— START OF ENTRIES SUPPLIED —
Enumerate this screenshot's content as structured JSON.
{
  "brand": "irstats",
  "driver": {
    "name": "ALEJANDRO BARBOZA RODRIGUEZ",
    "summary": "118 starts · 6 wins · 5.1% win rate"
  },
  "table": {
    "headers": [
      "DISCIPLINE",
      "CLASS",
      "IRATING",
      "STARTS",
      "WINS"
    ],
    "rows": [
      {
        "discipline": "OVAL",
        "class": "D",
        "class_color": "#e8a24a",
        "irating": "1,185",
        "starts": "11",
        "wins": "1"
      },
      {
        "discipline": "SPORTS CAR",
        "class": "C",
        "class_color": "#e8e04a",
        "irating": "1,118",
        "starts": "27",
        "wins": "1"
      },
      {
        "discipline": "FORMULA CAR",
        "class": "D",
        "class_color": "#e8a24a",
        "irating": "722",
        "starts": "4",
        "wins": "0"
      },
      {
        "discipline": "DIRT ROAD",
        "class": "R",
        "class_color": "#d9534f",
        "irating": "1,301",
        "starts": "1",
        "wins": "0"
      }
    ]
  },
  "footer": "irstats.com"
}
— END OF ENTRIES SUPPLIED —
Recopy the entries above in their entirety, exactly.

Enumerate this screenshot's content as structured JSON.
{
  "brand": "irstats",
  "driver": {
    "name": "ALEJANDRO BARBOZA RODRIGUEZ",
    "summary": "118 starts · 6 wins · 5.1% win rate"
  },
  "table": {
    "headers": [
      "DISCIPLINE",
      "CLASS",
      "IRATING",
      "STARTS",
      "WINS"
    ],
    "rows": [
      {
        "discipline": "OVAL",
        "class": "D",
        "class_color": "#e8a24a",
        "irating": "1,185",
        "starts": "11",
        "wins": "1"
      },
      {
        "discipline": "SPORTS CAR",
        "class": "C",
        "class_color": "#e8e04a",
        "irating": "1,118",
        "starts": "27",
        "wins": "1"
      },
      {
        "discipline": "FORMULA CAR",
        "class": "D",
        "class_color": "#e8a24a",
        "irating": "722",
        "starts": "4",
        "wins": "0"
      },
      {
        "discipline": "DIRT ROAD",
        "class": "R",
        "class_color": "#d9534f",
        "irating": "1,301",
        "starts": "1",
        "wins": "0"
      }
    ]
  },
  "footer": "irstats.com"
}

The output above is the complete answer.